> **Exercise requirements**: Show every line in the records below that contains the word "this".

(Dataset records)

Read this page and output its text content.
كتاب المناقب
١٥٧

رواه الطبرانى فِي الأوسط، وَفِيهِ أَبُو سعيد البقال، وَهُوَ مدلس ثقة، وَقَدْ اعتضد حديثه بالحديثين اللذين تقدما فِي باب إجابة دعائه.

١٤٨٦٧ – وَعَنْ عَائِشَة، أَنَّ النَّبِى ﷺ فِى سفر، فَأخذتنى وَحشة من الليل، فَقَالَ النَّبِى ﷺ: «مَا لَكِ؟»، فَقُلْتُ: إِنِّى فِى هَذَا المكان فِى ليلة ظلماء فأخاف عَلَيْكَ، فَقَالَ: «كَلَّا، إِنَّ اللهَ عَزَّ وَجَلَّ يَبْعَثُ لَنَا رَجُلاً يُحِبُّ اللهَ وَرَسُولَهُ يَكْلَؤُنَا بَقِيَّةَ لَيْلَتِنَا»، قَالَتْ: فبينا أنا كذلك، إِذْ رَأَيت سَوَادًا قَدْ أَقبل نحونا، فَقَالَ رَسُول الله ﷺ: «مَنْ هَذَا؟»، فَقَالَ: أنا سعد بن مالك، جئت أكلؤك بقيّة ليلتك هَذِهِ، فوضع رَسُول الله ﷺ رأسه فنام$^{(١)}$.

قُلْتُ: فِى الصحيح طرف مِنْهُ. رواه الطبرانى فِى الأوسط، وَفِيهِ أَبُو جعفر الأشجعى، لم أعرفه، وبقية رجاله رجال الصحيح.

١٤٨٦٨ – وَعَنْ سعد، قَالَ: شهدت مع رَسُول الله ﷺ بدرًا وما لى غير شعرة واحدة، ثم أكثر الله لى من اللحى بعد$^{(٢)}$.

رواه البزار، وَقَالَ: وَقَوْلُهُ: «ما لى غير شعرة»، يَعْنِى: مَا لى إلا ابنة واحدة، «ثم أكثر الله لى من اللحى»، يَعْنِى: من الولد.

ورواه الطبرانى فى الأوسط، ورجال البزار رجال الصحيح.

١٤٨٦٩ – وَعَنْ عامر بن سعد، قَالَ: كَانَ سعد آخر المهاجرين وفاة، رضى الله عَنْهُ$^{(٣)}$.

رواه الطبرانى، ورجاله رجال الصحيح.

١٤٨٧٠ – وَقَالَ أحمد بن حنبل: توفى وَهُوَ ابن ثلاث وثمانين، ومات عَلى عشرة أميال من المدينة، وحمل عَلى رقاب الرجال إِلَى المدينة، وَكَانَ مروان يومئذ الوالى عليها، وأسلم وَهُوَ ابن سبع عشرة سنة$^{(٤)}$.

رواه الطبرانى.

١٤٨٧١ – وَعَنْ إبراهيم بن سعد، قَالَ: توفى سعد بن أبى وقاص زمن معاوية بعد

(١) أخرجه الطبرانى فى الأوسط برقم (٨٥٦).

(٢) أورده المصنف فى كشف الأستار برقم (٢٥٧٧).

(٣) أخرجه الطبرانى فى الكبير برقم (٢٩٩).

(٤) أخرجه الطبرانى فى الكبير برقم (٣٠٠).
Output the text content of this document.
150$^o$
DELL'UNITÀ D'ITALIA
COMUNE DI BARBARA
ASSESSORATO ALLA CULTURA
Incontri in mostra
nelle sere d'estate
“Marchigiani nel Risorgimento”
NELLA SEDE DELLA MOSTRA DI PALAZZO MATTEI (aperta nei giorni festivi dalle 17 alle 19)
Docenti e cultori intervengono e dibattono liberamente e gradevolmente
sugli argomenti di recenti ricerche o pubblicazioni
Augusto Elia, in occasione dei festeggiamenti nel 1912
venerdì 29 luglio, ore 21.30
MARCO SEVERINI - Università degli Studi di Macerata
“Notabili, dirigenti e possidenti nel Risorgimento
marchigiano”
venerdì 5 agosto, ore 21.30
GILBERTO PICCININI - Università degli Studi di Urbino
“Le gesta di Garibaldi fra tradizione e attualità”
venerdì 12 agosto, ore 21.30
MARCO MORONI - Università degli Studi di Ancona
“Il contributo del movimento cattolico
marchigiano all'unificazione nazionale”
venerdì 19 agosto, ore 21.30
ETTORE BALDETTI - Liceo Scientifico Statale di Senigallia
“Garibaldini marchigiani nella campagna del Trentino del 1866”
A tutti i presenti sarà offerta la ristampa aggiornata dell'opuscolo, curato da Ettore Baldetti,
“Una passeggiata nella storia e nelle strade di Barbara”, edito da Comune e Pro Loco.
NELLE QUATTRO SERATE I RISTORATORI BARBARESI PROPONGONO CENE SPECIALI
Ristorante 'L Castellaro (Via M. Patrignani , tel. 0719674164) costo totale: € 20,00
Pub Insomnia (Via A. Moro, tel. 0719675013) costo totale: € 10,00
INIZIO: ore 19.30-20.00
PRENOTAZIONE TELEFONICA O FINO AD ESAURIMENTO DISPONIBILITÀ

> **Reply to the exercise**:
Read this page and output its text content.
Output the text content of this document.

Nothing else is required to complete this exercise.